→ **Raw data**
========================================================================
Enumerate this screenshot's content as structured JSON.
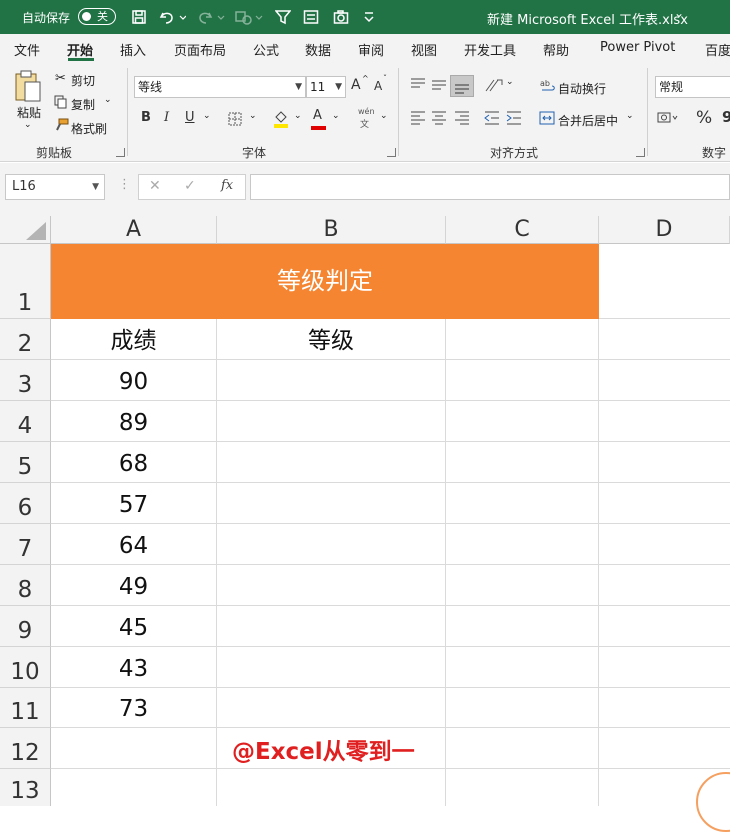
{
  "titlebar": {
    "autosave_label": "自动保存",
    "autosave_state": "关",
    "doc_title": "新建 Microsoft Excel 工作表.xlsx",
    "title_chevron": "⌄"
  },
  "menu": {
    "items": [
      "文件",
      "开始",
      "插入",
      "页面布局",
      "公式",
      "数据",
      "审阅",
      "视图",
      "开发工具",
      "帮助",
      "Power Pivot",
      "百度"
    ],
    "active": "开始"
  },
  "ribbon": {
    "clipboard": {
      "paste": "粘贴",
      "cut": "剪切",
      "copy": "复制",
      "format_painter": "格式刷",
      "group_label": "剪贴板"
    },
    "font": {
      "font_name": "等线",
      "font_size": "11",
      "grow": "A",
      "shrink": "A",
      "bold": "B",
      "italic": "I",
      "underline": "U",
      "font_color_letter": "A",
      "phonetic_top": "wén",
      "phonetic_bottom": "文",
      "group_label": "字体"
    },
    "alignment": {
      "wrap_text": "自动换行",
      "merge_center": "合并后居中",
      "group_label": "对齐方式"
    },
    "number": {
      "format": "常规",
      "percent": "%",
      "comma": "9",
      "group_label": "数字"
    },
    "colors": {
      "fill": "#ffe600",
      "font_color": "#e00000"
    }
  },
  "formula_bar": {
    "name_box": "L16",
    "fx": "fx",
    "value": ""
  },
  "sheet": {
    "columns": [
      "A",
      "B",
      "C",
      "D"
    ],
    "rows": [
      "1",
      "2",
      "3",
      "4",
      "5",
      "6",
      "7",
      "8",
      "9",
      "10",
      "11",
      "12",
      "13"
    ],
    "title": "等级判定",
    "header_score": "成绩",
    "header_grade": "等级",
    "scores": [
      "90",
      "89",
      "68",
      "57",
      "64",
      "49",
      "45",
      "43",
      "73"
    ],
    "title_fill": "#f58531"
  },
  "watermark": "@Excel从零到一"
}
========================================================================
→ **Aim**
Word for word, quote the full listing, omitting every picture.

→ **Answer below**
Enumerate this screenshot's content as structured JSON.
{
  "titlebar": {
    "autosave_label": "自动保存",
    "autosave_state": "关",
    "doc_title": "新建 Microsoft Excel 工作表.xlsx",
    "title_chevron": "⌄"
  },
  "menu": {
    "items": [
      "文件",
      "开始",
      "插入",
      "页面布局",
      "公式",
      "数据",
      "审阅",
      "视图",
      "开发工具",
      "帮助",
      "Power Pivot",
      "百度"
    ],
    "active": "开始"
  },
  "ribbon": {
    "clipboard": {
      "paste": "粘贴",
      "cut": "剪切",
      "copy": "复制",
      "format_painter": "格式刷",
      "group_label": "剪贴板"
    },
    "font": {
      "font_name": "等线",
      "font_size": "11",
      "grow": "A",
      "shrink": "A",
      "bold": "B",
      "italic": "I",
      "underline": "U",
      "font_color_letter": "A",
      "phonetic_top": "wén",
      "phonetic_bottom": "文",
      "group_label": "字体"
    },
    "alignment": {
      "wrap_text": "自动换行",
      "merge_center": "合并后居中",
      "group_label": "对齐方式"
    },
    "number": {
      "format": "常规",
      "percent": "%",
      "comma": "9",
      "group_label": "数字"
    },
    "colors": {
      "fill": "#ffe600",
      "font_color": "#e00000"
    }
  },
  "formula_bar": {
    "name_box": "L16",
    "fx": "fx",
    "value": ""
  },
  "sheet": {
    "columns": [
      "A",
      "B",
      "C",
      "D"
    ],
    "rows": [
      "1",
      "2",
      "3",
      "4",
      "5",
      "6",
      "7",
      "8",
      "9",
      "10",
      "11",
      "12",
      "13"
    ],
    "title": "等级判定",
    "header_score": "成绩",
    "header_grade": "等级",
    "scores": [
      "90",
      "89",
      "68",
      "57",
      "64",
      "49",
      "45",
      "43",
      "73"
    ],
    "title_fill": "#f58531"
  },
  "watermark": "@Excel从零到一"
}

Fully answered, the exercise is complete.